Given request:
Take the listing and print it in full, exactly as given.

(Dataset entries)
==*==

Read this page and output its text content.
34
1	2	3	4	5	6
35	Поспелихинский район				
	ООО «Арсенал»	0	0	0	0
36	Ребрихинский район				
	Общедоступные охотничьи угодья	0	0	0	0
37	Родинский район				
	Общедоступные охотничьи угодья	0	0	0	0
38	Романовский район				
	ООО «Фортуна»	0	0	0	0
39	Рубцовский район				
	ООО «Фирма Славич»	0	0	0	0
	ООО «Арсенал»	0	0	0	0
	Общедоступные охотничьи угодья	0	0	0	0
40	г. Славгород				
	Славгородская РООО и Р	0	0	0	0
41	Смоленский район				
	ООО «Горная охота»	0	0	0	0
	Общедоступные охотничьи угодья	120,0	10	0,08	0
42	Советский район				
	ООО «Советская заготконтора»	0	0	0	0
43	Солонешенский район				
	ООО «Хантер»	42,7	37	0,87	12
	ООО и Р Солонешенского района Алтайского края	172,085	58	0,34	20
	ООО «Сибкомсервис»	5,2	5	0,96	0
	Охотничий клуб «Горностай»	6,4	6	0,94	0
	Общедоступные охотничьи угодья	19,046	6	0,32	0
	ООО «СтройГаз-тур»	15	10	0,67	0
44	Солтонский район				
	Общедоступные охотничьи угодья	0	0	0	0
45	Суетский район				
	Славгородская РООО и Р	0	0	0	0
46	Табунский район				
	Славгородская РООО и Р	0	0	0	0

==*==

Full output:
Read this page and output its text content.
34
1	2	3	4	5	6
35	Поспелихинский район				
	ООО «Арсенал»	0	0	0	0
36	Ребрихинский район				
	Общедоступные охотничьи угодья	0	0	0	0
37	Родинский район				
	Общедоступные охотничьи угодья	0	0	0	0
38	Романовский район				
	ООО «Фортуна»	0	0	0	0
39	Рубцовский район				
	ООО «Фирма Славич»	0	0	0	0
	ООО «Арсенал»	0	0	0	0
	Общедоступные охотничьи угодья	0	0	0	0
40	г. Славгород				
	Славгородская РООО и Р	0	0	0	0
41	Смоленский район				
	ООО «Горная охота»	0	0	0	0
	Общедоступные охотничьи угодья	120,0	10	0,08	0
42	Советский район				
	ООО «Советская заготконтора»	0	0	0	0
43	Солонешенский район				
	ООО «Хантер»	42,7	37	0,87	12
	ООО и Р Солонешенского района Алтайского края	172,085	58	0,34	20
	ООО «Сибкомсервис»	5,2	5	0,96	0
	Охотничий клуб «Горностай»	6,4	6	0,94	0
	Общедоступные охотничьи угодья	19,046	6	0,32	0
	ООО «СтройГаз-тур»	15	10	0,67	0
44	Солтонский район				
	Общедоступные охотничьи угодья	0	0	0	0
45	Суетский район				
	Славгородская РООО и Р	0	0	0	0
46	Табунский район				
	Славгородская РООО и Р	0	0	0	0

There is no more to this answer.